▶ PROBLEM TO WORK ON
Please write the listing below out again exactly, leaving every picture behind.
### RECORDS
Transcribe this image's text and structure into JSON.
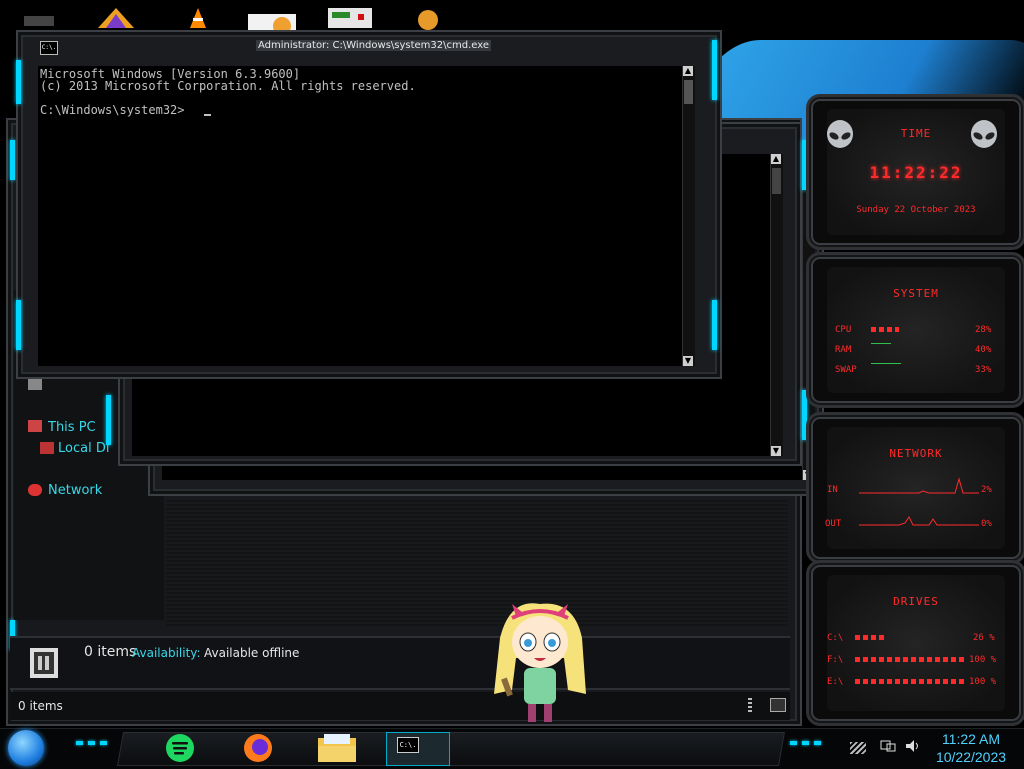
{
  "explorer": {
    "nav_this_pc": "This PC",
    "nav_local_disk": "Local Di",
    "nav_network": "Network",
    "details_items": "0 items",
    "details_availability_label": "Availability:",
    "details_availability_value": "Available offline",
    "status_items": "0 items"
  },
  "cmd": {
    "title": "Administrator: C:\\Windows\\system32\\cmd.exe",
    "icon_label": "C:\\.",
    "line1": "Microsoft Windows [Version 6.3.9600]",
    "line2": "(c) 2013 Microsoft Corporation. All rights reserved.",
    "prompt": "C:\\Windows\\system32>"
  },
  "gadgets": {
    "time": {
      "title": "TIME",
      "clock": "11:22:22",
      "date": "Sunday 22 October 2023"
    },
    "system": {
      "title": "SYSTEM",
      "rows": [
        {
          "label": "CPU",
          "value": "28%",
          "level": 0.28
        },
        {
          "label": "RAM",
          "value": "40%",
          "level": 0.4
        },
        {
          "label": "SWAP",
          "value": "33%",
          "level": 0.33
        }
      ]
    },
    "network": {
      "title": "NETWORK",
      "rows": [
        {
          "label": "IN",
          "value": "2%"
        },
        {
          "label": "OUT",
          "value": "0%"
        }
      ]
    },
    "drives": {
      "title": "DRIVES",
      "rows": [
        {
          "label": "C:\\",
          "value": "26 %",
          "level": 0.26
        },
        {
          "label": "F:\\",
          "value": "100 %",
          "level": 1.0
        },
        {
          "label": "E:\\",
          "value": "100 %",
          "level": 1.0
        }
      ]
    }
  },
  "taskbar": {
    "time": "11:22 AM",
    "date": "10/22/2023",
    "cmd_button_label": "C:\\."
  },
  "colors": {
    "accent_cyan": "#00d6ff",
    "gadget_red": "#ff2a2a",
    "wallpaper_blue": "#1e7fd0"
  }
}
######
▶ ANSWER FOR THE TASK
Transcribe this image's text and structure into JSON.
{
  "explorer": {
    "nav_this_pc": "This PC",
    "nav_local_disk": "Local Di",
    "nav_network": "Network",
    "details_items": "0 items",
    "details_availability_label": "Availability:",
    "details_availability_value": "Available offline",
    "status_items": "0 items"
  },
  "cmd": {
    "title": "Administrator: C:\\Windows\\system32\\cmd.exe",
    "icon_label": "C:\\.",
    "line1": "Microsoft Windows [Version 6.3.9600]",
    "line2": "(c) 2013 Microsoft Corporation. All rights reserved.",
    "prompt": "C:\\Windows\\system32>"
  },
  "gadgets": {
    "time": {
      "title": "TIME",
      "clock": "11:22:22",
      "date": "Sunday 22 October 2023"
    },
    "system": {
      "title": "SYSTEM",
      "rows": [
        {
          "label": "CPU",
          "value": "28%",
          "level": 0.28
        },
        {
          "label": "RAM",
          "value": "40%",
          "level": 0.4
        },
        {
          "label": "SWAP",
          "value": "33%",
          "level": 0.33
        }
      ]
    },
    "network": {
      "title": "NETWORK",
      "rows": [
        {
          "label": "IN",
          "value": "2%"
        },
        {
          "label": "OUT",
          "value": "0%"
        }
      ]
    },
    "drives": {
      "title": "DRIVES",
      "rows": [
        {
          "label": "C:\\",
          "value": "26 %",
          "level": 0.26
        },
        {
          "label": "F:\\",
          "value": "100 %",
          "level": 1.0
        },
        {
          "label": "E:\\",
          "value": "100 %",
          "level": 1.0
        }
      ]
    }
  },
  "taskbar": {
    "time": "11:22 AM",
    "date": "10/22/2023",
    "cmd_button_label": "C:\\."
  },
  "colors": {
    "accent_cyan": "#00d6ff",
    "gadget_red": "#ff2a2a",
    "wallpaper_blue": "#1e7fd0"
  }
}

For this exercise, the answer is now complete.